**OBJECTIVE:**
The entries need to be copied exactly.
[start SUPPLIED DATA]
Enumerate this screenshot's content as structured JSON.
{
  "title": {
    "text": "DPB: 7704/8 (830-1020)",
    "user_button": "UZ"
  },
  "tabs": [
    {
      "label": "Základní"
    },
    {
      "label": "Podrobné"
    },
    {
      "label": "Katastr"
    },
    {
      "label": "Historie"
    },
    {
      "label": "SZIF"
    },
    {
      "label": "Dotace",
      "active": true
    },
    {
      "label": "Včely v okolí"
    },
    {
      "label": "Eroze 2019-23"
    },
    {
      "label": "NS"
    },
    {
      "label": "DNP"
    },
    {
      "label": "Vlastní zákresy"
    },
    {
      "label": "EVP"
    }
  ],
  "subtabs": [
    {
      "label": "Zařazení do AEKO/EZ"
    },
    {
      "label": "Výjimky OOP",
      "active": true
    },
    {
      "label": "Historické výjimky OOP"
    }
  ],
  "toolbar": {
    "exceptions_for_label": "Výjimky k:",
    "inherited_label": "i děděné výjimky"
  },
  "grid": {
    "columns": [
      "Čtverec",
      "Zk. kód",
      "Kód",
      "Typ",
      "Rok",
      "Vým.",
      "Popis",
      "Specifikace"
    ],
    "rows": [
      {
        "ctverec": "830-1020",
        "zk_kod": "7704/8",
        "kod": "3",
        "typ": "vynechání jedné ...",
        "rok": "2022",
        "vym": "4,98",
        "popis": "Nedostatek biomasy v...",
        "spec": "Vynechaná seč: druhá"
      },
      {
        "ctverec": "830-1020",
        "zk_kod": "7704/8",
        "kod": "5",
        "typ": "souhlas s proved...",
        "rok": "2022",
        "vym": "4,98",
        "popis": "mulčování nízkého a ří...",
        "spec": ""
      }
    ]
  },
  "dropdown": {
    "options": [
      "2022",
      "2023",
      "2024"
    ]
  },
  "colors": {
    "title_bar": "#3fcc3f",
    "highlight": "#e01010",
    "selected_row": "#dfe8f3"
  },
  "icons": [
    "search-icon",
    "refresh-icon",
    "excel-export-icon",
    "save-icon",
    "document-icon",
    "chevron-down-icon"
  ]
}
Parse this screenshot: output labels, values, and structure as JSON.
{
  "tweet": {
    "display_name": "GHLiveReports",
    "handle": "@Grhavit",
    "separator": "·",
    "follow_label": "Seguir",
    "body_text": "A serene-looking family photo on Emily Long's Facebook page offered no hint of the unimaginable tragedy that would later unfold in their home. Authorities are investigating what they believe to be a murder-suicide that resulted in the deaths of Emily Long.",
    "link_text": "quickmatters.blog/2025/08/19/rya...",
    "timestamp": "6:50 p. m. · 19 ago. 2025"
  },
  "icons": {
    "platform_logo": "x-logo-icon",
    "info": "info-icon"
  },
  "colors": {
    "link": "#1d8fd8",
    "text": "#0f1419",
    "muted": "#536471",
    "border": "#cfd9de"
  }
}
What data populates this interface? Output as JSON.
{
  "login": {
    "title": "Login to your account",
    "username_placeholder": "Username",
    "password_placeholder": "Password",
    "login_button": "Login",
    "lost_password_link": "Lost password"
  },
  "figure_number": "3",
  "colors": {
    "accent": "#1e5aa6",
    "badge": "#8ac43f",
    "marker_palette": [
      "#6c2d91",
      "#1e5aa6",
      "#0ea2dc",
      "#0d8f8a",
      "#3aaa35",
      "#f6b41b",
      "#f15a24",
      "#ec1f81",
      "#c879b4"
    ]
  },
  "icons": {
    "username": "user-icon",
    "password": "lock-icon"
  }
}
[end SUPPLIED DATA]
**EXPECTED OUTPUT:**
Enumerate this screenshot's content as structured JSON.
{
  "title": {
    "text": "DPB: 7704/8 (830-1020)",
    "user_button": "UZ"
  },
  "tabs": [
    {
      "label": "Základní"
    },
    {
      "label": "Podrobné"
    },
    {
      "label": "Katastr"
    },
    {
      "label": "Historie"
    },
    {
      "label": "SZIF"
    },
    {
      "label": "Dotace",
      "active": true
    },
    {
      "label": "Včely v okolí"
    },
    {
      "label": "Eroze 2019-23"
    },
    {
      "label": "NS"
    },
    {
      "label": "DNP"
    },
    {
      "label": "Vlastní zákresy"
    },
    {
      "label": "EVP"
    }
  ],
  "subtabs": [
    {
      "label": "Zařazení do AEKO/EZ"
    },
    {
      "label": "Výjimky OOP",
      "active": true
    },
    {
      "label": "Historické výjimky OOP"
    }
  ],
  "toolbar": {
    "exceptions_for_label": "Výjimky k:",
    "inherited_label": "i děděné výjimky"
  },
  "grid": {
    "columns": [
      "Čtverec",
      "Zk. kód",
      "Kód",
      "Typ",
      "Rok",
      "Vým.",
      "Popis",
      "Specifikace"
    ],
    "rows": [
      {
        "ctverec": "830-1020",
        "zk_kod": "7704/8",
        "kod": "3",
        "typ": "vynechání jedné ...",
        "rok": "2022",
        "vym": "4,98",
        "popis": "Nedostatek biomasy v...",
        "spec": "Vynechaná seč: druhá"
      },
      {
        "ctverec": "830-1020",
        "zk_kod": "7704/8",
        "kod": "5",
        "typ": "souhlas s proved...",
        "rok": "2022",
        "vym": "4,98",
        "popis": "mulčování nízkého a ří...",
        "spec": ""
      }
    ]
  },
  "dropdown": {
    "options": [
      "2022",
      "2023",
      "2024"
    ]
  },
  "colors": {
    "title_bar": "#3fcc3f",
    "highlight": "#e01010",
    "selected_row": "#dfe8f3"
  },
  "icons": [
    "search-icon",
    "refresh-icon",
    "excel-export-icon",
    "save-icon",
    "document-icon",
    "chevron-down-icon"
  ]
}
Parse this screenshot: output labels, values, and structure as JSON.
{
  "tweet": {
    "display_name": "GHLiveReports",
    "handle": "@Grhavit",
    "separator": "·",
    "follow_label": "Seguir",
    "body_text": "A serene-looking family photo on Emily Long's Facebook page offered no hint of the unimaginable tragedy that would later unfold in their home. Authorities are investigating what they believe to be a murder-suicide that resulted in the deaths of Emily Long.",
    "link_text": "quickmatters.blog/2025/08/19/rya...",
    "timestamp": "6:50 p. m. · 19 ago. 2025"
  },
  "icons": {
    "platform_logo": "x-logo-icon",
    "info": "info-icon"
  },
  "colors": {
    "link": "#1d8fd8",
    "text": "#0f1419",
    "muted": "#536471",
    "border": "#cfd9de"
  }
}
What data populates this interface? Output as JSON.
{
  "login": {
    "title": "Login to your account",
    "username_placeholder": "Username",
    "password_placeholder": "Password",
    "login_button": "Login",
    "lost_password_link": "Lost password"
  },
  "figure_number": "3",
  "colors": {
    "accent": "#1e5aa6",
    "badge": "#8ac43f",
    "marker_palette": [
      "#6c2d91",
      "#1e5aa6",
      "#0ea2dc",
      "#0d8f8a",
      "#3aaa35",
      "#f6b41b",
      "#f15a24",
      "#ec1f81",
      "#c879b4"
    ]
  },
  "icons": {
    "username": "user-icon",
    "password": "lock-icon"
  }
}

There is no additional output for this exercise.